### Exercise instructions:
Transcribe the data in full and exactly, omitting any pictures.

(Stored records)
════════

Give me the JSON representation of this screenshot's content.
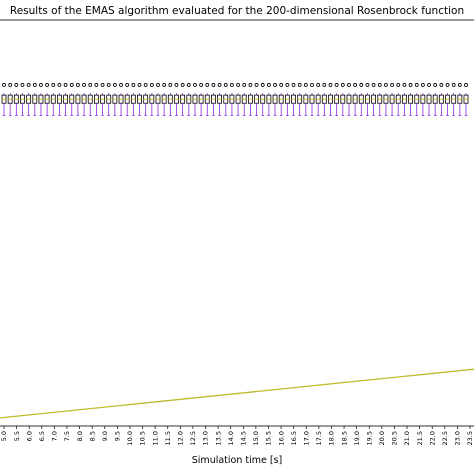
{
  "chart_data": {
    "type": "box",
    "title": "Results of the EMAS algorithm evaluated for the 200-dimensional Rosenbrock function",
    "xlabel": "Simulation time [s]",
    "ylabel": "",
    "x_tick_labels": [
      "5.0",
      "5.5",
      "6.0",
      "6.5",
      "7.0",
      "7.5",
      "8.0",
      "8.5",
      "9.0",
      "9.5",
      "10.0",
      "10.5",
      "11.0",
      "11.5",
      "12.0",
      "12.5",
      "13.0",
      "13.5",
      "14.0",
      "14.5",
      "15.0",
      "15.5",
      "16.0",
      "16.5",
      "17.0",
      "17.5",
      "18.0",
      "18.5",
      "19.0",
      "19.5",
      "20.0",
      "20.5",
      "21.0",
      "21.5",
      "22.0",
      "22.5",
      "23.0",
      "23.5"
    ],
    "boxes": {
      "count": 76,
      "outlier": 0.84,
      "whisker_high": 0.82,
      "q3": 0.815,
      "median": 0.805,
      "q1": 0.795,
      "whisker_low": 0.765
    },
    "trend_line": {
      "start": 0.02,
      "end": 0.14
    },
    "grid": false,
    "colors": {
      "box": "#000000",
      "median": "#c8a800",
      "whisker": "#8a2be2",
      "trend_line": "#bcbc2a",
      "outlier": "#000000"
    }
  }
}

════════

### Solution:
Give me the JSON representation of this screenshot's content.
{
  "chart_data": {
    "type": "box",
    "title": "Results of the EMAS algorithm evaluated for the 200-dimensional Rosenbrock function",
    "xlabel": "Simulation time [s]",
    "ylabel": "",
    "x_tick_labels": [
      "5.0",
      "5.5",
      "6.0",
      "6.5",
      "7.0",
      "7.5",
      "8.0",
      "8.5",
      "9.0",
      "9.5",
      "10.0",
      "10.5",
      "11.0",
      "11.5",
      "12.0",
      "12.5",
      "13.0",
      "13.5",
      "14.0",
      "14.5",
      "15.0",
      "15.5",
      "16.0",
      "16.5",
      "17.0",
      "17.5",
      "18.0",
      "18.5",
      "19.0",
      "19.5",
      "20.0",
      "20.5",
      "21.0",
      "21.5",
      "22.0",
      "22.5",
      "23.0",
      "23.5"
    ],
    "boxes": {
      "count": 76,
      "outlier": 0.84,
      "whisker_high": 0.82,
      "q3": 0.815,
      "median": 0.805,
      "q1": 0.795,
      "whisker_low": 0.765
    },
    "trend_line": {
      "start": 0.02,
      "end": 0.14
    },
    "grid": false,
    "colors": {
      "box": "#000000",
      "median": "#c8a800",
      "whisker": "#8a2be2",
      "trend_line": "#bcbc2a",
      "outlier": "#000000"
    }
  }
}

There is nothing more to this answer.